Task brief:
Your task is to repeat the entries exactly. Leave the pictures out.

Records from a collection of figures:
--------------------------------------------------

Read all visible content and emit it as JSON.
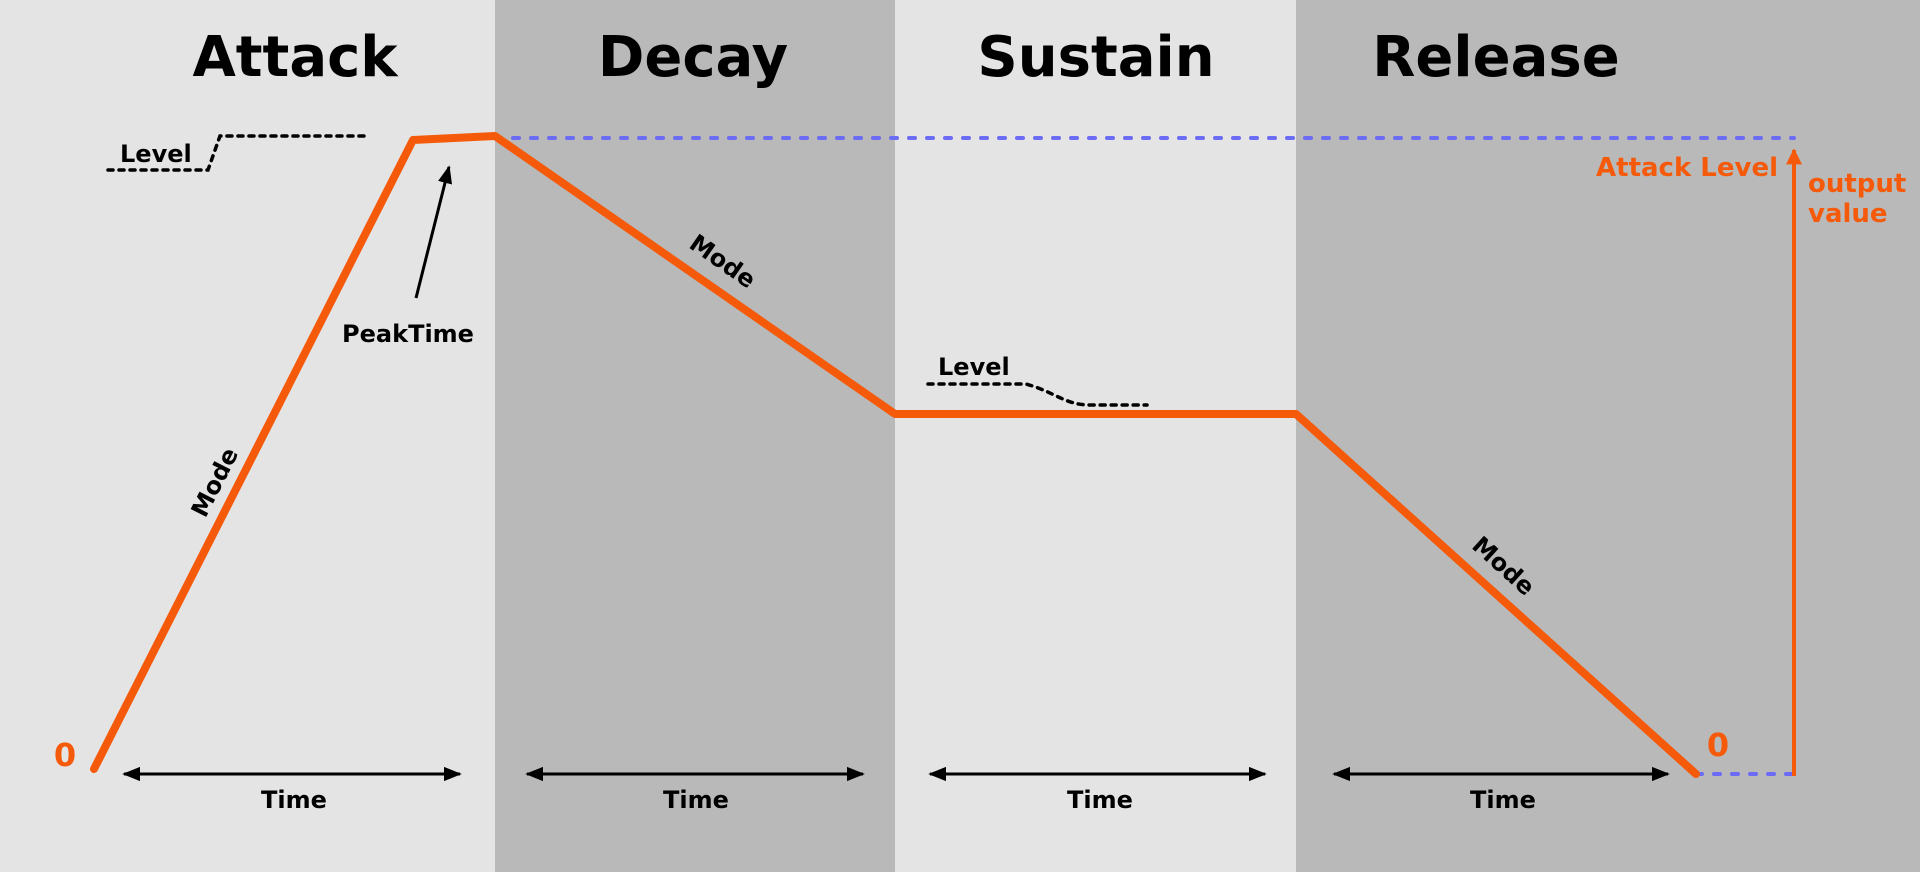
{
  "colors": {
    "light_band": "#e4e4e4",
    "dark_band": "#b9b9b9",
    "envelope": "#f55a0a",
    "reference": "#6b6bf5"
  },
  "stages": [
    {
      "title": "Attack",
      "time_label": "Time",
      "mode_label": "Mode",
      "level_label": "Level"
    },
    {
      "title": "Decay",
      "time_label": "Time",
      "mode_label": "Mode"
    },
    {
      "title": "Sustain",
      "time_label": "Time",
      "level_label": "Level"
    },
    {
      "title": "Release",
      "time_label": "Time",
      "mode_label": "Mode"
    }
  ],
  "peak_time_label": "PeakTime",
  "zero_label_start": "0",
  "zero_label_end": "0",
  "attack_level_label": "Attack Level",
  "output_value_label": [
    "output",
    "value"
  ]
}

--------------------------------------------------

Exercise answer:
Read all visible content and emit it as JSON.
{
  "colors": {
    "light_band": "#e4e4e4",
    "dark_band": "#b9b9b9",
    "envelope": "#f55a0a",
    "reference": "#6b6bf5"
  },
  "stages": [
    {
      "title": "Attack",
      "time_label": "Time",
      "mode_label": "Mode",
      "level_label": "Level"
    },
    {
      "title": "Decay",
      "time_label": "Time",
      "mode_label": "Mode"
    },
    {
      "title": "Sustain",
      "time_label": "Time",
      "level_label": "Level"
    },
    {
      "title": "Release",
      "time_label": "Time",
      "mode_label": "Mode"
    }
  ],
  "peak_time_label": "PeakTime",
  "zero_label_start": "0",
  "zero_label_end": "0",
  "attack_level_label": "Attack Level",
  "output_value_label": [
    "output",
    "value"
  ]
}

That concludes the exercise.